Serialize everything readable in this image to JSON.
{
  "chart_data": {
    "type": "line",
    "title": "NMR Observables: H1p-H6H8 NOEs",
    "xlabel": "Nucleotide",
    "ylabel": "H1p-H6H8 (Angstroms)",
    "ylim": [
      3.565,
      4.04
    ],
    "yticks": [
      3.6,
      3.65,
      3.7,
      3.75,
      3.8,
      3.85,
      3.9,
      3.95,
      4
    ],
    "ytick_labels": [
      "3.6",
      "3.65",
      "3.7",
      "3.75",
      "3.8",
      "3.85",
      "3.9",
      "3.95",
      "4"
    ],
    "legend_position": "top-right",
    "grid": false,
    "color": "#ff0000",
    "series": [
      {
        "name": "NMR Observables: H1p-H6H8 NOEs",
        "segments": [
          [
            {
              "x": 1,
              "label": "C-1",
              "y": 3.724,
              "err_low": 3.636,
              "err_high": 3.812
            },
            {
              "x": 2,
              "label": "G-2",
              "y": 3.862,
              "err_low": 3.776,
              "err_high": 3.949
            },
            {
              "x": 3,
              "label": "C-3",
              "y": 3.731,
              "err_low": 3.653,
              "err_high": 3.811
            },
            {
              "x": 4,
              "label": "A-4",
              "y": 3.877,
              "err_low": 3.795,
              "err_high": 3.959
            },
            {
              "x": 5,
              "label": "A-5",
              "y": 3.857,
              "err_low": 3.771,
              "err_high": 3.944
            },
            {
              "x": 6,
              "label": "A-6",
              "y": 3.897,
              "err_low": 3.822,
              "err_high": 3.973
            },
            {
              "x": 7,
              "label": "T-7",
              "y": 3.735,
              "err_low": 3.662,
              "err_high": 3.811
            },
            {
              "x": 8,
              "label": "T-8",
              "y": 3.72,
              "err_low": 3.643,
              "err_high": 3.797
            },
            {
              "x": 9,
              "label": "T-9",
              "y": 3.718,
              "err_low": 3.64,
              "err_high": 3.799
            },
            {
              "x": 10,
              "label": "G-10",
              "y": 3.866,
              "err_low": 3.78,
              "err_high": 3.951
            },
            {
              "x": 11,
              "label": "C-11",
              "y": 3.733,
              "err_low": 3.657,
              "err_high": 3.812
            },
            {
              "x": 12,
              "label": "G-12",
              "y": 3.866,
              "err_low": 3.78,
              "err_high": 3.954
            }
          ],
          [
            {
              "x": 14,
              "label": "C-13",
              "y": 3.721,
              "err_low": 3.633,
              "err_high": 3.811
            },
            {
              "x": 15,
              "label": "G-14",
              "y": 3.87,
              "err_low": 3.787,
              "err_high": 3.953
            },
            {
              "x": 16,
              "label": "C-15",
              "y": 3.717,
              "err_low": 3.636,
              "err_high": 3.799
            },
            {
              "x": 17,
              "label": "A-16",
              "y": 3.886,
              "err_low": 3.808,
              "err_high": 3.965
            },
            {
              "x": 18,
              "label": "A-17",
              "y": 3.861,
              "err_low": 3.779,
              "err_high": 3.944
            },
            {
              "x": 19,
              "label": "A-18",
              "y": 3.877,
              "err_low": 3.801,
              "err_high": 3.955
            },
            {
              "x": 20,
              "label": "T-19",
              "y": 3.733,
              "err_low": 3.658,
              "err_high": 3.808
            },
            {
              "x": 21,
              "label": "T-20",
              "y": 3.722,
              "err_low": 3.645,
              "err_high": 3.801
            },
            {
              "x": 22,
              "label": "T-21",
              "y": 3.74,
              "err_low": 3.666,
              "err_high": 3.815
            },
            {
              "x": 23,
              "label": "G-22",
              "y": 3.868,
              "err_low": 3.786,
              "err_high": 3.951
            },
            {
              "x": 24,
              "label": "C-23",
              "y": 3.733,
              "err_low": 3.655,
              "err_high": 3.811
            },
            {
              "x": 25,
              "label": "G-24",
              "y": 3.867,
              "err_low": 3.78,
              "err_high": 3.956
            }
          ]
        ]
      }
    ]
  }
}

· · ·

§ THE PROBLEM: How many lines of the records contain the string "Observables"? Respond with the number alone.

§ SOLVED PROBLEM: 2